## SET PROBLEM:
Your task is to transcribe the records exactly, skipping every image.
-----
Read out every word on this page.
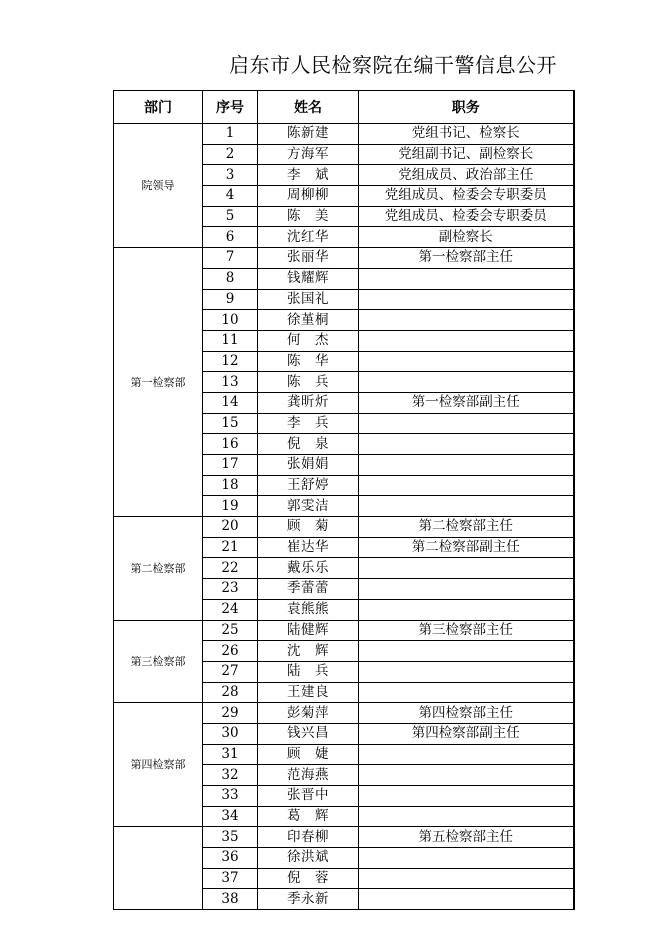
启东市人民检察院在编干警信息公开
部门	序号	姓名	职务
院领导	1	陈新建	党组书记、检察长
	2	方海军	党组副书记、副检察长
	3	李　斌	党组成员、政治部主任
	4	周柳柳	党组成员、检委会专职委员
	5	陈　美	党组成员、检委会专职委员
	6	沈红华	副检察长
第一检察部	7	张丽华	第一检察部主任
	8	钱耀辉	
	9	张国礼	
	10	徐堇桐	
	11	何　杰	
	12	陈　华	
	13	陈　兵	
	14	龚昕炘	第一检察部副主任
	15	李　兵	
	16	倪　泉	
	17	张娟娟	
	18	王舒婷	
	19	郭雯洁	
第二检察部	20	顾　菊	第二检察部主任
	21	崔达华	第二检察部副主任
	22	戴乐乐	
	23	季蕾蕾	
	24	袁熊熊	
第三检察部	25	陆健辉	第三检察部主任
	26	沈　辉	
	27	陆　兵	
	28	王建良	
第四检察部	29	彭菊萍	第四检察部主任
	30	钱兴昌	第四检察部副主任
	31	顾　婕	
	32	范海燕	
	33	张晋中	
	34	葛　辉	
	35	印春柳	第五检察部主任
	36	徐洪斌	
	37	倪　蓉	
	38	季永新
-----
## OUTPUT OF THE TASK:
Read out every word on this page.
启东市人民检察院在编干警信息公开
部门	序号	姓名	职务
院领导	1	陈新建	党组书记、检察长
	2	方海军	党组副书记、副检察长
	3	李　斌	党组成员、政治部主任
	4	周柳柳	党组成员、检委会专职委员
	5	陈　美	党组成员、检委会专职委员
	6	沈红华	副检察长
第一检察部	7	张丽华	第一检察部主任
	8	钱耀辉	
	9	张国礼	
	10	徐堇桐	
	11	何　杰	
	12	陈　华	
	13	陈　兵	
	14	龚昕炘	第一检察部副主任
	15	李　兵	
	16	倪　泉	
	17	张娟娟	
	18	王舒婷	
	19	郭雯洁	
第二检察部	20	顾　菊	第二检察部主任
	21	崔达华	第二检察部副主任
	22	戴乐乐	
	23	季蕾蕾	
	24	袁熊熊	
第三检察部	25	陆健辉	第三检察部主任
	26	沈　辉	
	27	陆　兵	
	28	王建良	
第四检察部	29	彭菊萍	第四检察部主任
	30	钱兴昌	第四检察部副主任
	31	顾　婕	
	32	范海燕	
	33	张晋中	
	34	葛　辉	
	35	印春柳	第五检察部主任
	36	徐洪斌	
	37	倪　蓉	
	38	季永新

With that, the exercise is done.